DATA ROWS =>
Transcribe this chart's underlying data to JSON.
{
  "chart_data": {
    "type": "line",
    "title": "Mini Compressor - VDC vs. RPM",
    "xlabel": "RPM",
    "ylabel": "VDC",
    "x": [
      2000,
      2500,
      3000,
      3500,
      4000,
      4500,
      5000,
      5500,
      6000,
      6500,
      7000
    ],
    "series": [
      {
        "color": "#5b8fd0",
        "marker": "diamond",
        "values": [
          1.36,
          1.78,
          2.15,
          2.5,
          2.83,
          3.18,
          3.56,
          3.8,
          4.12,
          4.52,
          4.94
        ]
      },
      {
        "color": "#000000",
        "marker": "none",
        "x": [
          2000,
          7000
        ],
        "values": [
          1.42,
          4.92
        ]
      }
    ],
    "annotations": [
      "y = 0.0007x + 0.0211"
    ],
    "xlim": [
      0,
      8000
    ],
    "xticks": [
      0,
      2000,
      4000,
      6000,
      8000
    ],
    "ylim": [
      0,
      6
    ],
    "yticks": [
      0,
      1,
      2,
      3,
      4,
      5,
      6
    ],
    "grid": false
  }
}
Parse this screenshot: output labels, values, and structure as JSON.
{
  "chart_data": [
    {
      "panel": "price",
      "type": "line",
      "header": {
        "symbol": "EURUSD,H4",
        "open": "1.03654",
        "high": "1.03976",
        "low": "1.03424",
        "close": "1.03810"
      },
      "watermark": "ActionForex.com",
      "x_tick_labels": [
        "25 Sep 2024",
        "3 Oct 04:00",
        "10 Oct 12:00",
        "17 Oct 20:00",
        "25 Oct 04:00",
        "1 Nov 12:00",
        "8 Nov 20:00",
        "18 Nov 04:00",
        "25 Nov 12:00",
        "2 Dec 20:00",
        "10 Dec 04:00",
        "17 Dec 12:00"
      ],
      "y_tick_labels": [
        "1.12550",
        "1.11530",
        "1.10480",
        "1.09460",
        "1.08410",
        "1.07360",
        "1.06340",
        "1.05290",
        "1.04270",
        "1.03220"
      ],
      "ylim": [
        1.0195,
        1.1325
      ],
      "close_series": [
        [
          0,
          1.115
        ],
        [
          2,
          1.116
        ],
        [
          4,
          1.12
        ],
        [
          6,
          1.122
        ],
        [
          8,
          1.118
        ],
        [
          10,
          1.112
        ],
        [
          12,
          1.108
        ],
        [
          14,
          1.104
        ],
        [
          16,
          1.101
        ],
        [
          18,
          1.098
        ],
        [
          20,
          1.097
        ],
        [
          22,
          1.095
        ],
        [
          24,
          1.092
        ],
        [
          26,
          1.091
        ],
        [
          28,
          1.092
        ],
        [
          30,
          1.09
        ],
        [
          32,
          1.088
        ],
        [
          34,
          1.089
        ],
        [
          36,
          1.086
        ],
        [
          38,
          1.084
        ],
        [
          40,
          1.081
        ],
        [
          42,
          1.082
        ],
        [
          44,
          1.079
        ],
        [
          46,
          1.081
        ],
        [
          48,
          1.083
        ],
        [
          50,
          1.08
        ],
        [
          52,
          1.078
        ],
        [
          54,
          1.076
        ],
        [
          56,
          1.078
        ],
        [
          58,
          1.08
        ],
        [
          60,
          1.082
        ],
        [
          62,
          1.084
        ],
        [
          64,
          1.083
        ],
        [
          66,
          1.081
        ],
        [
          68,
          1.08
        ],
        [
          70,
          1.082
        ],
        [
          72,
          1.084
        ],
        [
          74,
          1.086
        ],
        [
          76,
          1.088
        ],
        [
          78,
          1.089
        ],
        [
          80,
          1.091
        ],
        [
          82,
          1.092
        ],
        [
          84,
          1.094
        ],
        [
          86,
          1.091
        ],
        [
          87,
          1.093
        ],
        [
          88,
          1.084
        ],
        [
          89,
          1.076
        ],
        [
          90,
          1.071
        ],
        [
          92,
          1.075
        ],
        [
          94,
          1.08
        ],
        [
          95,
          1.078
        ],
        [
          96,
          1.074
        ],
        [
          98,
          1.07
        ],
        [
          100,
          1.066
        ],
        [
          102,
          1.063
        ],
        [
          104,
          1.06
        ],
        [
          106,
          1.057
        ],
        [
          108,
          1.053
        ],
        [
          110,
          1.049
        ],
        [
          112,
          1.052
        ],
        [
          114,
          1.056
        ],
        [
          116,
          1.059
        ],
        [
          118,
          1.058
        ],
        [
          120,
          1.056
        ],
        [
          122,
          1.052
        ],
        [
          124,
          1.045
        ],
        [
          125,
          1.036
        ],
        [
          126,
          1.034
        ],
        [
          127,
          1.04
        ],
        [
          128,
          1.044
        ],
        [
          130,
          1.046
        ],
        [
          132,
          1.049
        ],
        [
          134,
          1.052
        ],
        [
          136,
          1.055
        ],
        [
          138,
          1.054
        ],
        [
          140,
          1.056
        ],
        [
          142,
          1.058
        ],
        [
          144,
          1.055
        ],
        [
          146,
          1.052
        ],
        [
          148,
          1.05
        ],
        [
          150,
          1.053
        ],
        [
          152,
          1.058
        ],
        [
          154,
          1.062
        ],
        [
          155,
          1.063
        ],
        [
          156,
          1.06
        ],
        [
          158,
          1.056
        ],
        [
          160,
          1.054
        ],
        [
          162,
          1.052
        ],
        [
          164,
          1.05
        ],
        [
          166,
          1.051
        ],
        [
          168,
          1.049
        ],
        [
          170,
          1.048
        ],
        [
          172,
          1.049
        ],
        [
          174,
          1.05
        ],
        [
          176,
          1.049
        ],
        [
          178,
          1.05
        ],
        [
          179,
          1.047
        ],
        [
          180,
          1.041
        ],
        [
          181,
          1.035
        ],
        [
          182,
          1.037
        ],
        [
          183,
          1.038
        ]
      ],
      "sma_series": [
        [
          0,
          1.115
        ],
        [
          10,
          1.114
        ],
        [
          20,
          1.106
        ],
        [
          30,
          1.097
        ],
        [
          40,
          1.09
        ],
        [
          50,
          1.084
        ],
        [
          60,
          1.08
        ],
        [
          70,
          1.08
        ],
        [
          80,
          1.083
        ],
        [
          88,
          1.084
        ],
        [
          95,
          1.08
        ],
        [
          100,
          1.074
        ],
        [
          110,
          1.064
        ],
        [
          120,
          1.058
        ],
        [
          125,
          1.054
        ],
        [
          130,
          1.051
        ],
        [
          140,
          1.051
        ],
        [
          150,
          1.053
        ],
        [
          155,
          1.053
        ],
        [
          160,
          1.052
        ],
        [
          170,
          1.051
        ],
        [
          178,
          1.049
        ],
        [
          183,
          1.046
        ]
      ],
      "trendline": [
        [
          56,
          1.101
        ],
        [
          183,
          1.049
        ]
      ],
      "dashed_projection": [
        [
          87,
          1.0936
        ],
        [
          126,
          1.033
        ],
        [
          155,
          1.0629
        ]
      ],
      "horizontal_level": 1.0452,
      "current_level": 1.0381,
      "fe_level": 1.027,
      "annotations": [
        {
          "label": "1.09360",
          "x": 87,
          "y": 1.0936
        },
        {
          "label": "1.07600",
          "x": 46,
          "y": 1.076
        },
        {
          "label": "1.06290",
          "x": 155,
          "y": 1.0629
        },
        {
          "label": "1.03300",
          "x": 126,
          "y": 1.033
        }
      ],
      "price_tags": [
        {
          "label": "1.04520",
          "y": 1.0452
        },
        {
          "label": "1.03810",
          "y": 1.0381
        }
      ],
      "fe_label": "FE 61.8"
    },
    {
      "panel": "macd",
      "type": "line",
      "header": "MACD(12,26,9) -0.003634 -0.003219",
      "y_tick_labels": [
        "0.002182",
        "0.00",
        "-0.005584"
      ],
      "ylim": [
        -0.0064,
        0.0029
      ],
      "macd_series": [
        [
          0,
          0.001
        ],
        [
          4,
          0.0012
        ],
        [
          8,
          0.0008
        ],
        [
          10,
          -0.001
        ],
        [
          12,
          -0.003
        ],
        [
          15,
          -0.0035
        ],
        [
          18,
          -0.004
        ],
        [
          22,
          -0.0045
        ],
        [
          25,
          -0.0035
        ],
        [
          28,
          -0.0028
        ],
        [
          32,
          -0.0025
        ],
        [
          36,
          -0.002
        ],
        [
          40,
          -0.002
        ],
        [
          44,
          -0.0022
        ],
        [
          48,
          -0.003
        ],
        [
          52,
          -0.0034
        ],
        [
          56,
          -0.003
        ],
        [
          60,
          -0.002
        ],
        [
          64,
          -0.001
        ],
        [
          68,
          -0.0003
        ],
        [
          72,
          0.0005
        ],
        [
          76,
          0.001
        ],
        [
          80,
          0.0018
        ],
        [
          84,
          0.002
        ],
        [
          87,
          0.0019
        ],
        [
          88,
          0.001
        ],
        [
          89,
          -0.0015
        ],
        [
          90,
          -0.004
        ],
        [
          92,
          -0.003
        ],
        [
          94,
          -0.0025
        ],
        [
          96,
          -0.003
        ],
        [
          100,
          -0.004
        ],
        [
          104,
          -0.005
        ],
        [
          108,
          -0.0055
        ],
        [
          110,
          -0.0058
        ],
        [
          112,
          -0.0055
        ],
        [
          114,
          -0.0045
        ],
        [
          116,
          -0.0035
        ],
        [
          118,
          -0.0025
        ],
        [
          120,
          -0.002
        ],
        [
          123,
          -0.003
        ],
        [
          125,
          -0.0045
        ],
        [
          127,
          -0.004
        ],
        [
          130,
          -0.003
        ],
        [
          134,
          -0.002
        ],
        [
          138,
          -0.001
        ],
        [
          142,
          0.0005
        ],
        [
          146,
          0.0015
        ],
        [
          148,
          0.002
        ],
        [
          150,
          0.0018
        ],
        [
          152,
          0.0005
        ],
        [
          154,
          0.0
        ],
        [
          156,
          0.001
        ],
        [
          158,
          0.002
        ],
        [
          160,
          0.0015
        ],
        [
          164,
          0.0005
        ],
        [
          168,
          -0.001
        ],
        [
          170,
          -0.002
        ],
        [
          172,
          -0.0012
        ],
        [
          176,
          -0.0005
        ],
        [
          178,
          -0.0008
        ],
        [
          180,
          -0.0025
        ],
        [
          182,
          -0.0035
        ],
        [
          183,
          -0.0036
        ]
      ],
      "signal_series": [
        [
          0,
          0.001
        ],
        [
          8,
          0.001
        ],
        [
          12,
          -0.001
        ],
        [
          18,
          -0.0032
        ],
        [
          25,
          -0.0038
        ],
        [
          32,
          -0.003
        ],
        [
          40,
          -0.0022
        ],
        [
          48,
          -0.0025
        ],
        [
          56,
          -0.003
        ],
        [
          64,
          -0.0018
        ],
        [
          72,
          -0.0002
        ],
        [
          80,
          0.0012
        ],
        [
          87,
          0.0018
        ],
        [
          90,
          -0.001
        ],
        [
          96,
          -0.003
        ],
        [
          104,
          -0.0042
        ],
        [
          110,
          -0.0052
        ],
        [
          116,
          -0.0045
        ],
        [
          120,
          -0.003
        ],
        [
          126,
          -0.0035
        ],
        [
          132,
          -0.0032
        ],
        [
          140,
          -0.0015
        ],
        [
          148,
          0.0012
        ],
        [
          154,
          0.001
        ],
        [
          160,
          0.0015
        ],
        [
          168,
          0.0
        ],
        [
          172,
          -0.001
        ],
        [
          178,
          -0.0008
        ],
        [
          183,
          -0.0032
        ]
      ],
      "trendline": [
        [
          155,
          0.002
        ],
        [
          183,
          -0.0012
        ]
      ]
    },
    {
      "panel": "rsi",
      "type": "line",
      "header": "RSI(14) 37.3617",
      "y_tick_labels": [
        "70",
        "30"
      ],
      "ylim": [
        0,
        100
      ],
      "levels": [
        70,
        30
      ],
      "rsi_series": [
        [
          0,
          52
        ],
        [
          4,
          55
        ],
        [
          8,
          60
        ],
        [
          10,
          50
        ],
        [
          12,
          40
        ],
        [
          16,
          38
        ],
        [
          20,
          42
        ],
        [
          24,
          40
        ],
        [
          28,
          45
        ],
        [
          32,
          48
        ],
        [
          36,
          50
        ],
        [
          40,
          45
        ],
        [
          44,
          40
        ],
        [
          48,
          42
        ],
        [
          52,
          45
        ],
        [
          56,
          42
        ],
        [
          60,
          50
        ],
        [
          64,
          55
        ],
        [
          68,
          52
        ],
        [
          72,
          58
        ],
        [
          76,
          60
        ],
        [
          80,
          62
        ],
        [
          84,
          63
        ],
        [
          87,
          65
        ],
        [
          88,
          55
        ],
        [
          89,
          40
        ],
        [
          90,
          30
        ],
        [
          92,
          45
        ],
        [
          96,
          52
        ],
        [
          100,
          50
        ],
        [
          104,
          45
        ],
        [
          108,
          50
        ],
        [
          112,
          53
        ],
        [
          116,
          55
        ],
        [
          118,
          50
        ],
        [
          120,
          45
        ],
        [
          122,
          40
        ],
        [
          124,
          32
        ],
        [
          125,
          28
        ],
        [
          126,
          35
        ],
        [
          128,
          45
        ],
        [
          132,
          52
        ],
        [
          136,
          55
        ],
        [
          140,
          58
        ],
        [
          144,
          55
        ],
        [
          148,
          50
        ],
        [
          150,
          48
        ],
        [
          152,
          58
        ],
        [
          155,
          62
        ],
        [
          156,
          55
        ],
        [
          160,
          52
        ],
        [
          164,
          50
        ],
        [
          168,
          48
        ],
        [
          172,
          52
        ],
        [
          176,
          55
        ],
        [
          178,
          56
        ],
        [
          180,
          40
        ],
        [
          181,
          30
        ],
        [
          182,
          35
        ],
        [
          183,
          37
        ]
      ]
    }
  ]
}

WRITTEN INSTRUCTION =>
From the listing above, pick out every line containing "JSON".

RESULT OF THIS TASK =>
Transcribe this chart's underlying data to JSON.
Parse this screenshot: output labels, values, and structure as JSON.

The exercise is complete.